§ Goal:
What is needed is an exact repeat of the lines from the line containing "Enumerate this screenshot's" through the final line of the entries below, and nothing else.

##### Material provided

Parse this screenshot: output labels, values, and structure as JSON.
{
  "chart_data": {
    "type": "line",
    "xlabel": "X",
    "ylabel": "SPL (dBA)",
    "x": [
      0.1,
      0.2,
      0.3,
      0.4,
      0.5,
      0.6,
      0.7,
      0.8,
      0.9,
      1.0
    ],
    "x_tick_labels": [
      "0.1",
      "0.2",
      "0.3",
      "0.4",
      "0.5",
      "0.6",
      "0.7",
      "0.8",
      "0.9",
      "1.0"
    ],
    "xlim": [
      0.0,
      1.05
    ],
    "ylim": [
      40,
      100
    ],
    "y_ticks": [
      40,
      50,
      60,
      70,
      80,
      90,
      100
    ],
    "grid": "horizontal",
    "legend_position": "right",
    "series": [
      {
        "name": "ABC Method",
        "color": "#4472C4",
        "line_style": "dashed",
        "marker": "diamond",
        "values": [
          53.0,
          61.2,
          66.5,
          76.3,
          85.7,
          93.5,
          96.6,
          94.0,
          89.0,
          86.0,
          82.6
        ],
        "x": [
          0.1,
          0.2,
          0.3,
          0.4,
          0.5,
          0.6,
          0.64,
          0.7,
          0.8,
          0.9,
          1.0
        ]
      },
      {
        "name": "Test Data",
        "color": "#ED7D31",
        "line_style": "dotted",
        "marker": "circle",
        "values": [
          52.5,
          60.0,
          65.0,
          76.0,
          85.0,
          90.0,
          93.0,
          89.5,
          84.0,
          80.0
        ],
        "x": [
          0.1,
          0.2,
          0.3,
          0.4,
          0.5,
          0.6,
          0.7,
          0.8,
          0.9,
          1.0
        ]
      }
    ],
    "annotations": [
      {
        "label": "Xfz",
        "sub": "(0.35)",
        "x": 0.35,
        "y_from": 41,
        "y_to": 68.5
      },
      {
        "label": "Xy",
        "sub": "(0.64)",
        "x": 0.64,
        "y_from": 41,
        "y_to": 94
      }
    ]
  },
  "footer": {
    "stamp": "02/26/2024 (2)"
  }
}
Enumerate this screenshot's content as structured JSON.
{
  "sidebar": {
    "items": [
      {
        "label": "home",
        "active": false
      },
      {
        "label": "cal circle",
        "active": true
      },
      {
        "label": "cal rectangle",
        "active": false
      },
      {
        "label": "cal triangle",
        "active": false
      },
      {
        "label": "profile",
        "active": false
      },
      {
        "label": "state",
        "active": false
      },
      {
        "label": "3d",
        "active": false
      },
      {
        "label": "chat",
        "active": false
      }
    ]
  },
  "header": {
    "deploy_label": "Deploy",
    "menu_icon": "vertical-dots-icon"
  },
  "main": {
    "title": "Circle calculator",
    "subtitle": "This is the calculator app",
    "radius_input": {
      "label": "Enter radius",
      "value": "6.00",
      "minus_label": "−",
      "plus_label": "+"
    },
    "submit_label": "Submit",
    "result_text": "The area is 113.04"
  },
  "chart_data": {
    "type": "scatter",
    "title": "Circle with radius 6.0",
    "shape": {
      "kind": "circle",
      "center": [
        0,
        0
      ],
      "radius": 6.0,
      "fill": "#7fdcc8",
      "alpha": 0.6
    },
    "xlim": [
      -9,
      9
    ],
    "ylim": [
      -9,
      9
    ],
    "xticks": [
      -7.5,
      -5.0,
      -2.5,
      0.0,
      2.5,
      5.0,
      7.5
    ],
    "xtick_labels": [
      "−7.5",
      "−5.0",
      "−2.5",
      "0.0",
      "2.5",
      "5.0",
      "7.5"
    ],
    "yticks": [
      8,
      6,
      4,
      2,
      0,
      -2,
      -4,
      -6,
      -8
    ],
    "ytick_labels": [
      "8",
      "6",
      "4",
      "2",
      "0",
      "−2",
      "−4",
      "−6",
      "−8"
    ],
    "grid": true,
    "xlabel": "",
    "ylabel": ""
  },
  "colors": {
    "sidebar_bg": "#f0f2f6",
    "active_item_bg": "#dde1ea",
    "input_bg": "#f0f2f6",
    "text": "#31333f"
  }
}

##########

§ The result:
Enumerate this screenshot's content as structured JSON.
{
  "sidebar": {
    "items": [
      {
        "label": "home",
        "active": false
      },
      {
        "label": "cal circle",
        "active": true
      },
      {
        "label": "cal rectangle",
        "active": false
      },
      {
        "label": "cal triangle",
        "active": false
      },
      {
        "label": "profile",
        "active": false
      },
      {
        "label": "state",
        "active": false
      },
      {
        "label": "3d",
        "active": false
      },
      {
        "label": "chat",
        "active": false
      }
    ]
  },
  "header": {
    "deploy_label": "Deploy",
    "menu_icon": "vertical-dots-icon"
  },
  "main": {
    "title": "Circle calculator",
    "subtitle": "This is the calculator app",
    "radius_input": {
      "label": "Enter radius",
      "value": "6.00",
      "minus_label": "−",
      "plus_label": "+"
    },
    "submit_label": "Submit",
    "result_text": "The area is 113.04"
  },
  "chart_data": {
    "type": "scatter",
    "title": "Circle with radius 6.0",
    "shape": {
      "kind": "circle",
      "center": [
        0,
        0
      ],
      "radius": 6.0,
      "fill": "#7fdcc8",
      "alpha": 0.6
    },
    "xlim": [
      -9,
      9
    ],
    "ylim": [
      -9,
      9
    ],
    "xticks": [
      -7.5,
      -5.0,
      -2.5,
      0.0,
      2.5,
      5.0,
      7.5
    ],
    "xtick_labels": [
      "−7.5",
      "−5.0",
      "−2.5",
      "0.0",
      "2.5",
      "5.0",
      "7.5"
    ],
    "yticks": [
      8,
      6,
      4,
      2,
      0,
      -2,
      -4,
      -6,
      -8
    ],
    "ytick_labels": [
      "8",
      "6",
      "4",
      "2",
      "0",
      "−2",
      "−4",
      "−6",
      "−8"
    ],
    "grid": true,
    "xlabel": "",
    "ylabel": ""
  },
  "colors": {
    "sidebar_bg": "#f0f2f6",
    "active_item_bg": "#dde1ea",
    "input_bg": "#f0f2f6",
    "text": "#31333f"
  }
}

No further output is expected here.